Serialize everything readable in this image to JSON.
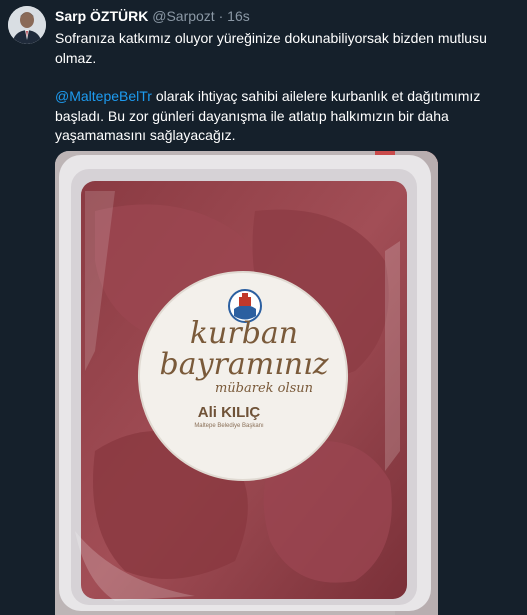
{
  "tweet": {
    "author_name": "Sarp ÖZTÜRK",
    "handle": "@Sarpozt",
    "separator": "·",
    "time": "16s",
    "paragraph1": "Sofranıza katkımız oluyor yüreğinize dokunabiliyorsak bizden mutlusu olmaz.",
    "mention": "@MaltepeBelTr",
    "paragraph2_rest": " olarak ihtiyaç sahibi ailelere kurbanlık et dağıtımımız başladı. Bu zor günleri dayanışma ile atlatıp halkımızın bir daha yaşamamasını sağlayacağız."
  },
  "media": {
    "label_line1": "kurban",
    "label_line2": "bayramınız",
    "label_line3": "mübarek olsun",
    "signature_name": "Ali KILIÇ",
    "signature_title": "Maltepe Belediye Başkanı"
  },
  "colors": {
    "background": "#15202b",
    "text": "#ffffff",
    "secondary_text": "#8b98a5",
    "link": "#1d9bf0",
    "label_text": "#7a5a3a"
  },
  "icons": [
    "avatar-photo",
    "municipality-logo"
  ]
}
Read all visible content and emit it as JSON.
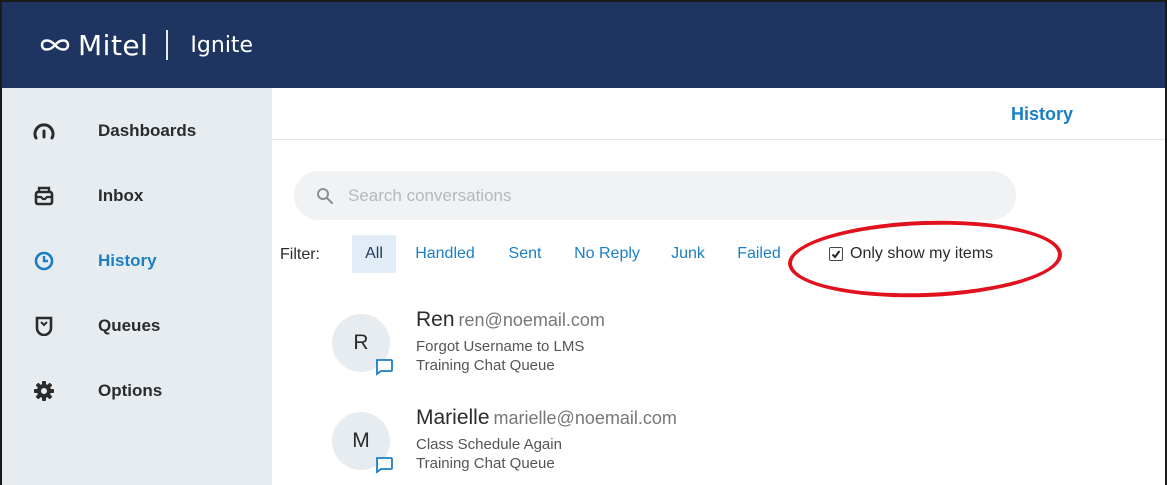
{
  "app": {
    "brand": "Mitel",
    "product": "Ignite"
  },
  "sidebar": {
    "items": [
      {
        "label": "Dashboards",
        "icon": "gauge-icon",
        "active": false
      },
      {
        "label": "Inbox",
        "icon": "inbox-icon",
        "active": false
      },
      {
        "label": "History",
        "icon": "clock-icon",
        "active": true
      },
      {
        "label": "Queues",
        "icon": "queue-icon",
        "active": false
      },
      {
        "label": "Options",
        "icon": "gear-icon",
        "active": false
      }
    ]
  },
  "main": {
    "title": "History",
    "search": {
      "placeholder": "Search conversations",
      "value": ""
    },
    "filter": {
      "label": "Filter:",
      "options": [
        "All",
        "Handled",
        "Sent",
        "No Reply",
        "Junk",
        "Failed"
      ],
      "selected": "All",
      "only_mine_label": "Only show my items",
      "only_mine_checked": true
    },
    "conversations": [
      {
        "initial": "R",
        "name": "Ren",
        "email": "ren@noemail.com",
        "subject": "Forgot Username to LMS",
        "queue": "Training Chat Queue",
        "channel_icon": "chat-icon"
      },
      {
        "initial": "M",
        "name": "Marielle",
        "email": "marielle@noemail.com",
        "subject": "Class Schedule Again",
        "queue": "Training Chat Queue",
        "channel_icon": "chat-icon"
      }
    ]
  },
  "colors": {
    "topbar": "#1d3560",
    "sidebar": "#e7ecf1",
    "accent": "#1a7fc4",
    "annotation": "#e1121d"
  }
}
# # # #
WHAT IS EXPECTED: Produce an exact copy of each line of data, skipping embedded images.

ANSWER FOR THE TASK:
Serialize everything readable in this image to JSON.
{
  "tweet": {
    "author_name": "Sarp ÖZTÜRK",
    "handle": "@Sarpozt",
    "separator": "·",
    "time": "16s",
    "paragraph1": "Sofranıza katkımız oluyor yüreğinize dokunabiliyorsak bizden mutlusu olmaz.",
    "mention": "@MaltepeBelTr",
    "paragraph2_rest": " olarak ihtiyaç sahibi ailelere kurbanlık et dağıtımımız başladı. Bu zor günleri dayanışma ile atlatıp halkımızın bir daha yaşamamasını sağlayacağız."
  },
  "media": {
    "label_line1": "kurban",
    "label_line2": "bayramınız",
    "label_line3": "mübarek olsun",
    "signature_name": "Ali KILIÇ",
    "signature_title": "Maltepe Belediye Başkanı"
  },
  "colors": {
    "background": "#15202b",
    "text": "#ffffff",
    "secondary_text": "#8b98a5",
    "link": "#1d9bf0",
    "label_text": "#7a5a3a"
  },
  "icons": [
    "avatar-photo",
    "municipality-logo"
  ]
}
Read all visible content and emit it as JSON.
{
  "app": {
    "brand": "Mitel",
    "product": "Ignite"
  },
  "sidebar": {
    "items": [
      {
        "label": "Dashboards",
        "icon": "gauge-icon",
        "active": false
      },
      {
        "label": "Inbox",
        "icon": "inbox-icon",
        "active": false
      },
      {
        "label": "History",
        "icon": "clock-icon",
        "active": true
      },
      {
        "label": "Queues",
        "icon": "queue-icon",
        "active": false
      },
      {
        "label": "Options",
        "icon": "gear-icon",
        "active": false
      }
    ]
  },
  "main": {
    "title": "History",
    "search": {
      "placeholder": "Search conversations",
      "value": ""
    },
    "filter": {
      "label": "Filter:",
      "options": [
        "All",
        "Handled",
        "Sent",
        "No Reply",
        "Junk",
        "Failed"
      ],
      "selected": "All",
      "only_mine_label": "Only show my items",
      "only_mine_checked": true
    },
    "conversations": [
      {
        "initial": "R",
        "name": "Ren",
        "email": "ren@noemail.com",
        "subject": "Forgot Username to LMS",
        "queue": "Training Chat Queue",
        "channel_icon": "chat-icon"
      },
      {
        "initial": "M",
        "name": "Marielle",
        "email": "marielle@noemail.com",
        "subject": "Class Schedule Again",
        "queue": "Training Chat Queue",
        "channel_icon": "chat-icon"
      }
    ]
  },
  "colors": {
    "topbar": "#1d3560",
    "sidebar": "#e7ecf1",
    "accent": "#1a7fc4",
    "annotation": "#e1121d"
  }
}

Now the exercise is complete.